Extracted data entries

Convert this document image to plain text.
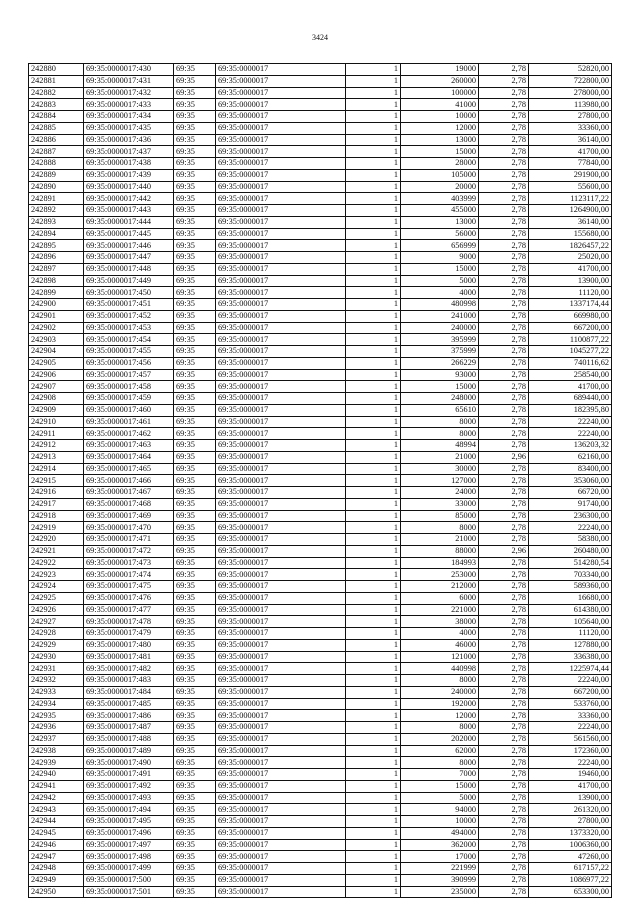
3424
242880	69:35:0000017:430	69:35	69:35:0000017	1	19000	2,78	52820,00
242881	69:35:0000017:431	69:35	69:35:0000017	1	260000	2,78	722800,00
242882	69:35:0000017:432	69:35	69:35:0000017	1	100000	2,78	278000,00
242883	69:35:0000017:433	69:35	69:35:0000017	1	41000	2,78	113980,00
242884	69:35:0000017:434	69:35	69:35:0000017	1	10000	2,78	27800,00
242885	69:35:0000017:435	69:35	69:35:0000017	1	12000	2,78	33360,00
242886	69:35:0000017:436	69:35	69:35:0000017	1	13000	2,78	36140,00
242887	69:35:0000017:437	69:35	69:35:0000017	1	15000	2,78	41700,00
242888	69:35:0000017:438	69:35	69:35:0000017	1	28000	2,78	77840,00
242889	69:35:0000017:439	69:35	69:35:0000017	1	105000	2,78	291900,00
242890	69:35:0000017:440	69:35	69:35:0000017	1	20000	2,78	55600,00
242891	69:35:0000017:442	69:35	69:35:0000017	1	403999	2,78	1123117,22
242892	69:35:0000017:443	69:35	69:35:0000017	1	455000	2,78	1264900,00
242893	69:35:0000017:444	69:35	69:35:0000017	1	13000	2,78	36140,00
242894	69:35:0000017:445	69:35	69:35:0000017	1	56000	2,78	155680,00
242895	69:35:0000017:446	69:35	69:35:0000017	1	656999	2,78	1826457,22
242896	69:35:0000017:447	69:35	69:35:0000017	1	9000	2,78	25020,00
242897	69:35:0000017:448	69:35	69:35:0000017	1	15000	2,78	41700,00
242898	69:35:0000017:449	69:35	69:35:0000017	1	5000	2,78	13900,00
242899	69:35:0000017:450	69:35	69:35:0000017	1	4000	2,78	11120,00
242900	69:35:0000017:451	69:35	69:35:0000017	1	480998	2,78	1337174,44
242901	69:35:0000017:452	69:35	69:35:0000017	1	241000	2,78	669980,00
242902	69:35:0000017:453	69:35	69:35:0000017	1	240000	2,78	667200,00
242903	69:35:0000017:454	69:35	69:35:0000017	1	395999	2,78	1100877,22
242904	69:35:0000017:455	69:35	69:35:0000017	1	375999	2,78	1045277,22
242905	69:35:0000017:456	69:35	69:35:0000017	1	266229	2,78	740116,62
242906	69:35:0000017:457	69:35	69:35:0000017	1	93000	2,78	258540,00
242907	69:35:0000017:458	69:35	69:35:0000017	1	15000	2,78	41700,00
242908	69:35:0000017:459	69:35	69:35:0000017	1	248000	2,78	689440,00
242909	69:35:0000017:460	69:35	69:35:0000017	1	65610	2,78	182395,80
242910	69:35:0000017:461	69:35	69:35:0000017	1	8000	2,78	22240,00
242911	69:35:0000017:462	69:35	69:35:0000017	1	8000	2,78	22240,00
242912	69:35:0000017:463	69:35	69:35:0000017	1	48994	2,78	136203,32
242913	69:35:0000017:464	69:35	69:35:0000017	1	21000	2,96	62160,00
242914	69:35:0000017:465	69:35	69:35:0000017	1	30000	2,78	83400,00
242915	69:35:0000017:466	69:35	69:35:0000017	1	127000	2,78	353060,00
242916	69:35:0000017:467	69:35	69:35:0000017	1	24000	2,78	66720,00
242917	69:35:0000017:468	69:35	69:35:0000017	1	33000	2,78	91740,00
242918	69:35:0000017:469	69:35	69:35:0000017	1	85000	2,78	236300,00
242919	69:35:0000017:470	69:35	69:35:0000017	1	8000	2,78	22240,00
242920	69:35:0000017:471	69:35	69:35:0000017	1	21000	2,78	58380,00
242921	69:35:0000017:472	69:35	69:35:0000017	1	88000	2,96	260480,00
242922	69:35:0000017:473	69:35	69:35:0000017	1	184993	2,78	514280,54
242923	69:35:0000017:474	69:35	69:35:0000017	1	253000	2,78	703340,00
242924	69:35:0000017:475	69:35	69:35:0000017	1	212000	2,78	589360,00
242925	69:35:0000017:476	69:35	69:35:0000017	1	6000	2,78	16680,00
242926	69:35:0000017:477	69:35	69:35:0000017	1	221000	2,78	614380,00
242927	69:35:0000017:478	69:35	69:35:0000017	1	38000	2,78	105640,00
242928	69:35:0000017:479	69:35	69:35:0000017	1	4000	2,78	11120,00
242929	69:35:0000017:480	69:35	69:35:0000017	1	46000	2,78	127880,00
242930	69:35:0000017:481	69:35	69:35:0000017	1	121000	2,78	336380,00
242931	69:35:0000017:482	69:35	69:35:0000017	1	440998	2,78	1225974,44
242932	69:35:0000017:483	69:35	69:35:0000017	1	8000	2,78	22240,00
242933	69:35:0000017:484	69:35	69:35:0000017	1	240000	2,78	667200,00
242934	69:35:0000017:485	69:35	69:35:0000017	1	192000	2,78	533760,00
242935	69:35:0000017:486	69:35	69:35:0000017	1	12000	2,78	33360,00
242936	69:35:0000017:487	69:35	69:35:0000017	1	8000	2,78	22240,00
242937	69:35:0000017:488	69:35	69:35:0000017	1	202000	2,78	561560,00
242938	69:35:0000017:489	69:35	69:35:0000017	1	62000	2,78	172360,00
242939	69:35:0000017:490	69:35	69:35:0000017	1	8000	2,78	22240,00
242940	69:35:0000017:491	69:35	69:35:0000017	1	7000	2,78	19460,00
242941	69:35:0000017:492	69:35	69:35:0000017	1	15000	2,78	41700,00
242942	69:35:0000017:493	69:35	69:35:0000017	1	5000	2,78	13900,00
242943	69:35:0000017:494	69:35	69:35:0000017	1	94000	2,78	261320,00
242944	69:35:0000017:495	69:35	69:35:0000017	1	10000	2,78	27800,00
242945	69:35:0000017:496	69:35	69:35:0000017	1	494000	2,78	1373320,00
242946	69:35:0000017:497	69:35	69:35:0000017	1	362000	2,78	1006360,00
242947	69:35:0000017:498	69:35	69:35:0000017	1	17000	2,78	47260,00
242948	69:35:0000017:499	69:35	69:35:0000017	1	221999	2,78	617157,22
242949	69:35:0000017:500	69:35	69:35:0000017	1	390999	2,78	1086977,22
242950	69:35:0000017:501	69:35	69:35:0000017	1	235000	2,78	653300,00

_Work required_. Reproduce the data word for word, excluding its pictures.

_Exercise result_.
Convert this document image to plain text.
3424
242880	69:35:0000017:430	69:35	69:35:0000017	1	19000	2,78	52820,00
242881	69:35:0000017:431	69:35	69:35:0000017	1	260000	2,78	722800,00
242882	69:35:0000017:432	69:35	69:35:0000017	1	100000	2,78	278000,00
242883	69:35:0000017:433	69:35	69:35:0000017	1	41000	2,78	113980,00
242884	69:35:0000017:434	69:35	69:35:0000017	1	10000	2,78	27800,00
242885	69:35:0000017:435	69:35	69:35:0000017	1	12000	2,78	33360,00
242886	69:35:0000017:436	69:35	69:35:0000017	1	13000	2,78	36140,00
242887	69:35:0000017:437	69:35	69:35:0000017	1	15000	2,78	41700,00
242888	69:35:0000017:438	69:35	69:35:0000017	1	28000	2,78	77840,00
242889	69:35:0000017:439	69:35	69:35:0000017	1	105000	2,78	291900,00
242890	69:35:0000017:440	69:35	69:35:0000017	1	20000	2,78	55600,00
242891	69:35:0000017:442	69:35	69:35:0000017	1	403999	2,78	1123117,22
242892	69:35:0000017:443	69:35	69:35:0000017	1	455000	2,78	1264900,00
242893	69:35:0000017:444	69:35	69:35:0000017	1	13000	2,78	36140,00
242894	69:35:0000017:445	69:35	69:35:0000017	1	56000	2,78	155680,00
242895	69:35:0000017:446	69:35	69:35:0000017	1	656999	2,78	1826457,22
242896	69:35:0000017:447	69:35	69:35:0000017	1	9000	2,78	25020,00
242897	69:35:0000017:448	69:35	69:35:0000017	1	15000	2,78	41700,00
242898	69:35:0000017:449	69:35	69:35:0000017	1	5000	2,78	13900,00
242899	69:35:0000017:450	69:35	69:35:0000017	1	4000	2,78	11120,00
242900	69:35:0000017:451	69:35	69:35:0000017	1	480998	2,78	1337174,44
242901	69:35:0000017:452	69:35	69:35:0000017	1	241000	2,78	669980,00
242902	69:35:0000017:453	69:35	69:35:0000017	1	240000	2,78	667200,00
242903	69:35:0000017:454	69:35	69:35:0000017	1	395999	2,78	1100877,22
242904	69:35:0000017:455	69:35	69:35:0000017	1	375999	2,78	1045277,22
242905	69:35:0000017:456	69:35	69:35:0000017	1	266229	2,78	740116,62
242906	69:35:0000017:457	69:35	69:35:0000017	1	93000	2,78	258540,00
242907	69:35:0000017:458	69:35	69:35:0000017	1	15000	2,78	41700,00
242908	69:35:0000017:459	69:35	69:35:0000017	1	248000	2,78	689440,00
242909	69:35:0000017:460	69:35	69:35:0000017	1	65610	2,78	182395,80
242910	69:35:0000017:461	69:35	69:35:0000017	1	8000	2,78	22240,00
242911	69:35:0000017:462	69:35	69:35:0000017	1	8000	2,78	22240,00
242912	69:35:0000017:463	69:35	69:35:0000017	1	48994	2,78	136203,32
242913	69:35:0000017:464	69:35	69:35:0000017	1	21000	2,96	62160,00
242914	69:35:0000017:465	69:35	69:35:0000017	1	30000	2,78	83400,00
242915	69:35:0000017:466	69:35	69:35:0000017	1	127000	2,78	353060,00
242916	69:35:0000017:467	69:35	69:35:0000017	1	24000	2,78	66720,00
242917	69:35:0000017:468	69:35	69:35:0000017	1	33000	2,78	91740,00
242918	69:35:0000017:469	69:35	69:35:0000017	1	85000	2,78	236300,00
242919	69:35:0000017:470	69:35	69:35:0000017	1	8000	2,78	22240,00
242920	69:35:0000017:471	69:35	69:35:0000017	1	21000	2,78	58380,00
242921	69:35:0000017:472	69:35	69:35:0000017	1	88000	2,96	260480,00
242922	69:35:0000017:473	69:35	69:35:0000017	1	184993	2,78	514280,54
242923	69:35:0000017:474	69:35	69:35:0000017	1	253000	2,78	703340,00
242924	69:35:0000017:475	69:35	69:35:0000017	1	212000	2,78	589360,00
242925	69:35:0000017:476	69:35	69:35:0000017	1	6000	2,78	16680,00
242926	69:35:0000017:477	69:35	69:35:0000017	1	221000	2,78	614380,00
242927	69:35:0000017:478	69:35	69:35:0000017	1	38000	2,78	105640,00
242928	69:35:0000017:479	69:35	69:35:0000017	1	4000	2,78	11120,00
242929	69:35:0000017:480	69:35	69:35:0000017	1	46000	2,78	127880,00
242930	69:35:0000017:481	69:35	69:35:0000017	1	121000	2,78	336380,00
242931	69:35:0000017:482	69:35	69:35:0000017	1	440998	2,78	1225974,44
242932	69:35:0000017:483	69:35	69:35:0000017	1	8000	2,78	22240,00
242933	69:35:0000017:484	69:35	69:35:0000017	1	240000	2,78	667200,00
242934	69:35:0000017:485	69:35	69:35:0000017	1	192000	2,78	533760,00
242935	69:35:0000017:486	69:35	69:35:0000017	1	12000	2,78	33360,00
242936	69:35:0000017:487	69:35	69:35:0000017	1	8000	2,78	22240,00
242937	69:35:0000017:488	69:35	69:35:0000017	1	202000	2,78	561560,00
242938	69:35:0000017:489	69:35	69:35:0000017	1	62000	2,78	172360,00
242939	69:35:0000017:490	69:35	69:35:0000017	1	8000	2,78	22240,00
242940	69:35:0000017:491	69:35	69:35:0000017	1	7000	2,78	19460,00
242941	69:35:0000017:492	69:35	69:35:0000017	1	15000	2,78	41700,00
242942	69:35:0000017:493	69:35	69:35:0000017	1	5000	2,78	13900,00
242943	69:35:0000017:494	69:35	69:35:0000017	1	94000	2,78	261320,00
242944	69:35:0000017:495	69:35	69:35:0000017	1	10000	2,78	27800,00
242945	69:35:0000017:496	69:35	69:35:0000017	1	494000	2,78	1373320,00
242946	69:35:0000017:497	69:35	69:35:0000017	1	362000	2,78	1006360,00
242947	69:35:0000017:498	69:35	69:35:0000017	1	17000	2,78	47260,00
242948	69:35:0000017:499	69:35	69:35:0000017	1	221999	2,78	617157,22
242949	69:35:0000017:500	69:35	69:35:0000017	1	390999	2,78	1086977,22
242950	69:35:0000017:501	69:35	69:35:0000017	1	235000	2,78	653300,00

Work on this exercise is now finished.